[EXERCISE DESCRIPTION]: Look through the data below. Collect every line where the word "object" occurs.

[Figure dataset records]
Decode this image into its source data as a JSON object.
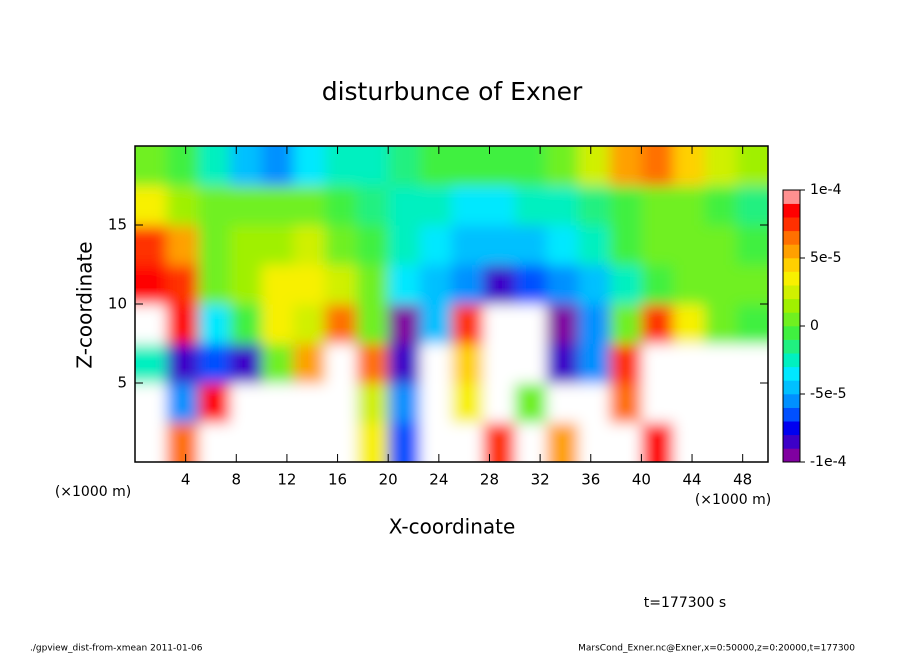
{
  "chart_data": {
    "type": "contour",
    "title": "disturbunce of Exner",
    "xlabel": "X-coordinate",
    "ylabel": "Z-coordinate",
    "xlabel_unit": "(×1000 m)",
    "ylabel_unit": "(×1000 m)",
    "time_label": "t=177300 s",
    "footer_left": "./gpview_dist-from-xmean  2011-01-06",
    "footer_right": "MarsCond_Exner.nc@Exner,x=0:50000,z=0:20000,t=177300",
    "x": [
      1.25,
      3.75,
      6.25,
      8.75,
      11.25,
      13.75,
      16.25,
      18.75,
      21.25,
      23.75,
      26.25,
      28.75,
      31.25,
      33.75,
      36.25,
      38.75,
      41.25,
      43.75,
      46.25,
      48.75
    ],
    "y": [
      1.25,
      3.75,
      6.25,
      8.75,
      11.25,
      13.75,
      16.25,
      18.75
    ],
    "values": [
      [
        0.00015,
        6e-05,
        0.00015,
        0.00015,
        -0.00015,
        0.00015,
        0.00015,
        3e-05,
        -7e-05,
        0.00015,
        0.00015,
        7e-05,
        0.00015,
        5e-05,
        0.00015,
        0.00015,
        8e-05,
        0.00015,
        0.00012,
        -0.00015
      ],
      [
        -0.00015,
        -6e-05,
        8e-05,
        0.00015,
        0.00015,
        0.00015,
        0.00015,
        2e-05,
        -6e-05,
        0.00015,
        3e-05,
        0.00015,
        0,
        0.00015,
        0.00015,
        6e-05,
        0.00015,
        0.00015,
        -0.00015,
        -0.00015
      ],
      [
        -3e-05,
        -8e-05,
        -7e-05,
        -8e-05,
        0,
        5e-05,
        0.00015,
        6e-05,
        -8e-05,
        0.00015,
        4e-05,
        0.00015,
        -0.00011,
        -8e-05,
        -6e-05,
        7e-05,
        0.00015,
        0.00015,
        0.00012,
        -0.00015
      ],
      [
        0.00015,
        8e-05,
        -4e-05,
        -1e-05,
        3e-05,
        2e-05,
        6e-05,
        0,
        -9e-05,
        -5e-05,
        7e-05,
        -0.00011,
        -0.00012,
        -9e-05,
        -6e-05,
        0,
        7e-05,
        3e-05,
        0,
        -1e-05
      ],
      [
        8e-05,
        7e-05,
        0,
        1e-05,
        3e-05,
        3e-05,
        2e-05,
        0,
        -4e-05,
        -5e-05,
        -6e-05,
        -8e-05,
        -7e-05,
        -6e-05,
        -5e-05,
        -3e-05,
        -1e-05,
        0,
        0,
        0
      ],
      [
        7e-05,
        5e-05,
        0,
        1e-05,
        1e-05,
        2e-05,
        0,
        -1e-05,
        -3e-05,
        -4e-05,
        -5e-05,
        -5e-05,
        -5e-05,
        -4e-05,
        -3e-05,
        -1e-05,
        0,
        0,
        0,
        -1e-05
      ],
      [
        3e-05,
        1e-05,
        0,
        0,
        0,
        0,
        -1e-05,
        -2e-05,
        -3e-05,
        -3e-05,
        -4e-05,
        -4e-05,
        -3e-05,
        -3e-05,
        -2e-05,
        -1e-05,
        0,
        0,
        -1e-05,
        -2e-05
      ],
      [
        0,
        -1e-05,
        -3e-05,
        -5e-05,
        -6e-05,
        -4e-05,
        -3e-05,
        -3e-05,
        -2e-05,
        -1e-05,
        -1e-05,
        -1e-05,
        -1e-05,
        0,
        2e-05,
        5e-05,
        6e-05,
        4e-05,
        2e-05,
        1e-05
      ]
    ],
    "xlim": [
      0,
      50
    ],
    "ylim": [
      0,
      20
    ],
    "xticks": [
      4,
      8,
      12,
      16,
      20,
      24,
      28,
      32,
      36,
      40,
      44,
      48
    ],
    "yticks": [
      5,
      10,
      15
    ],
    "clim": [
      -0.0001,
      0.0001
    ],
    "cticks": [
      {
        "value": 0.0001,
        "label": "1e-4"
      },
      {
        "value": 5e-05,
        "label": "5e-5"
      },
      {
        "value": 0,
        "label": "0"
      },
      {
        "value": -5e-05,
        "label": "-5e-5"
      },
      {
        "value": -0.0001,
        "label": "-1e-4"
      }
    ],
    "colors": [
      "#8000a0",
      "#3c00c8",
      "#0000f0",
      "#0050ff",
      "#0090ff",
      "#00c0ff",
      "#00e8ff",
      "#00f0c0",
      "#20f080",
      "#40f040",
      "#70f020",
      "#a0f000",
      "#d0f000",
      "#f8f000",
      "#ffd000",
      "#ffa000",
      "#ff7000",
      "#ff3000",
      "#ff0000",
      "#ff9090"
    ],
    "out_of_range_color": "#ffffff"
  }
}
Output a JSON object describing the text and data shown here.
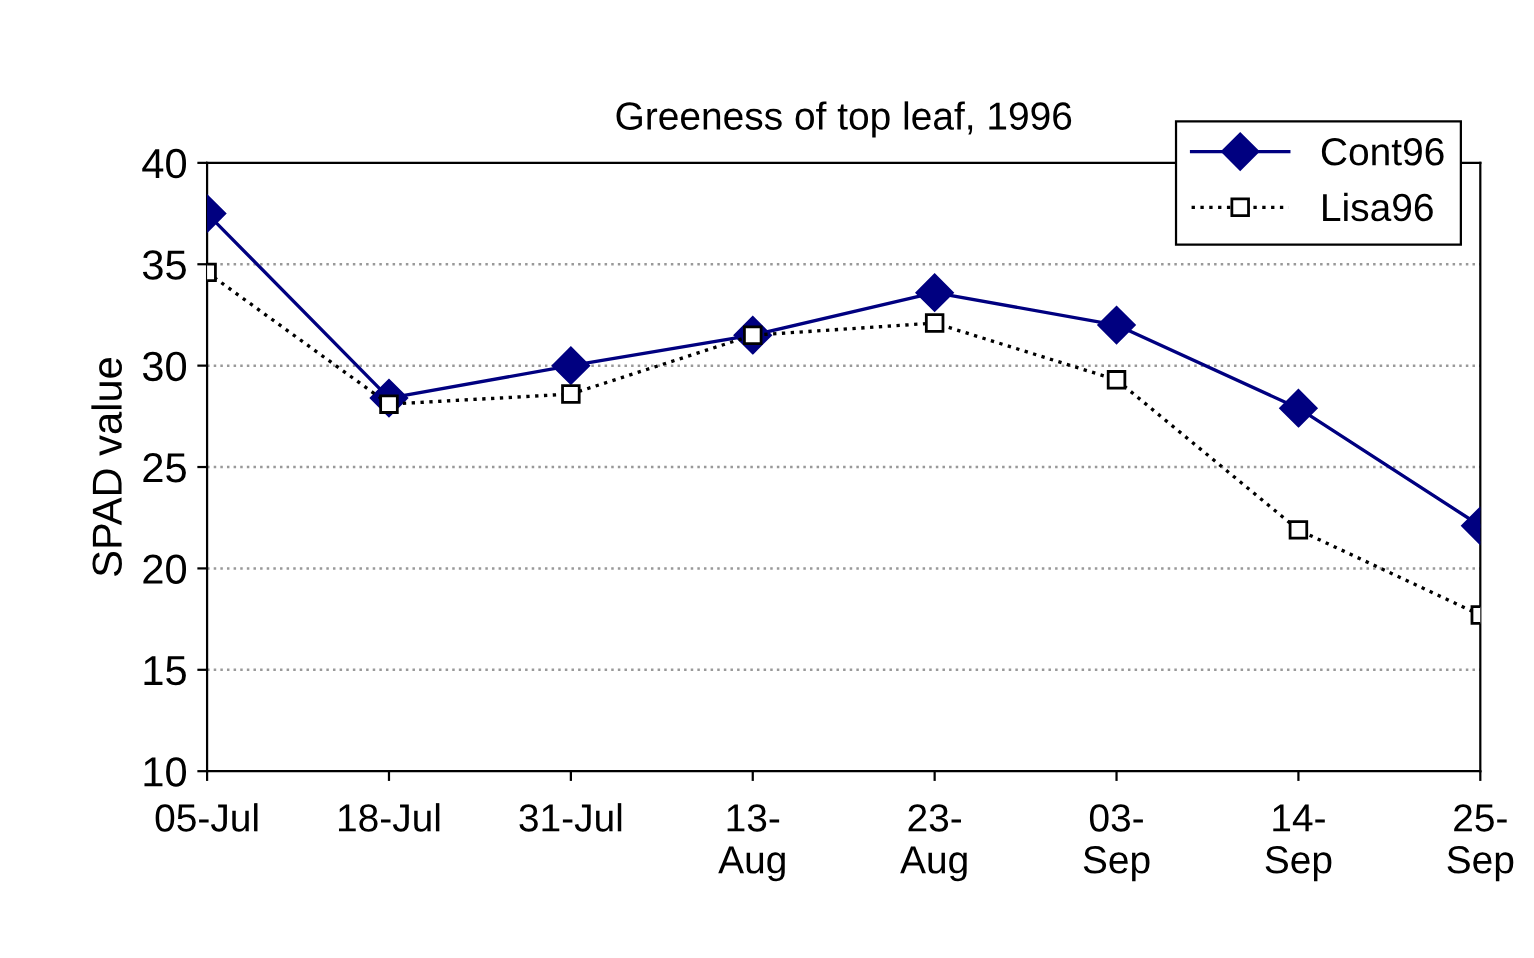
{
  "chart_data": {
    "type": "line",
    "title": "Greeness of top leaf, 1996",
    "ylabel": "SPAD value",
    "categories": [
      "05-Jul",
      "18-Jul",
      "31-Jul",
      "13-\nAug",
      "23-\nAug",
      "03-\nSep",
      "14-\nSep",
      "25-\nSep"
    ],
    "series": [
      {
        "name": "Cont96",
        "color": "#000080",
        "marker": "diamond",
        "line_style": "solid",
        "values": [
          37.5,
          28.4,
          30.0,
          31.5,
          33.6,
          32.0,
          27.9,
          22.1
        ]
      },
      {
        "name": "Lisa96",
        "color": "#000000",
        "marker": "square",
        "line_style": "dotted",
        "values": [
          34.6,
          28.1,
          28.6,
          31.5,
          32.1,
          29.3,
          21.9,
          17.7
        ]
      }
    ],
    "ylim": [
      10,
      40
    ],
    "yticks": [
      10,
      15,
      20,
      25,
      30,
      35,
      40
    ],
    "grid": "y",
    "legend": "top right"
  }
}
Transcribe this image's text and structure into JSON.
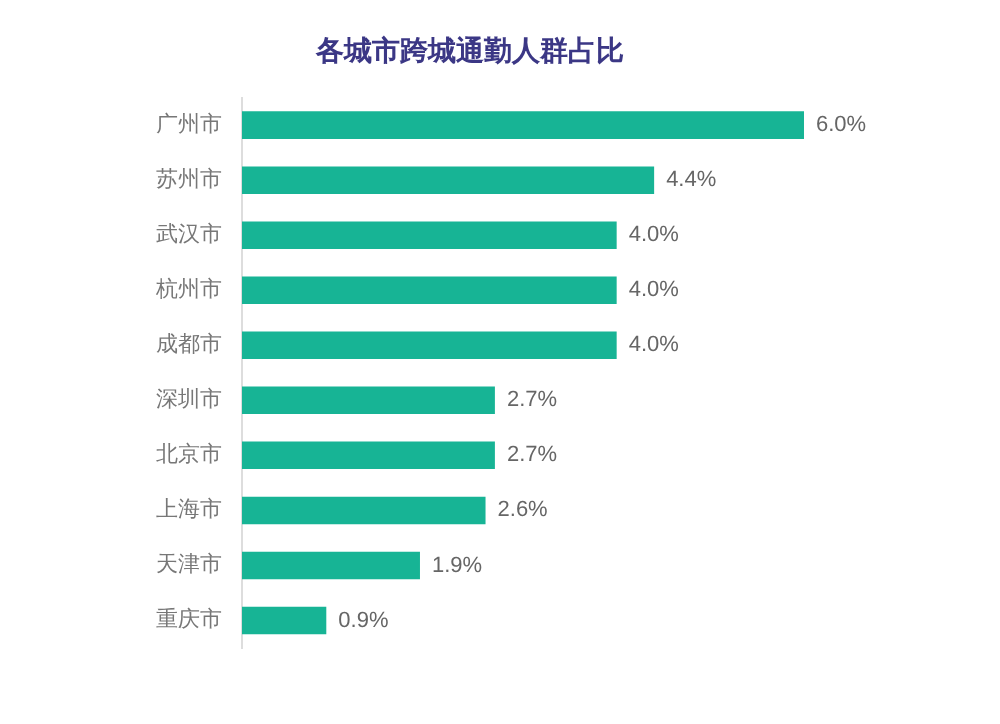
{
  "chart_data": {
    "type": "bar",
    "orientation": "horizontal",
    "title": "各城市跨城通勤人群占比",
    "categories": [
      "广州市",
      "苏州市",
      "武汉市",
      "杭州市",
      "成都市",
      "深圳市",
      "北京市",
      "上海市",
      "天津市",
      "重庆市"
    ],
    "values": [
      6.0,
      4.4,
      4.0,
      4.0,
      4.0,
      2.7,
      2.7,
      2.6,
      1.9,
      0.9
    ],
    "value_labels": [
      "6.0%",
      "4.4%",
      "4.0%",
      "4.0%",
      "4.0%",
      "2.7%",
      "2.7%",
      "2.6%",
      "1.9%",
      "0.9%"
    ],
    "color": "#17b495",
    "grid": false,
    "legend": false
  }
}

[RIGHT ANSWER]:
Decode this image into its source data as a JSON object.
Output a JSON object describing the text and data shown here.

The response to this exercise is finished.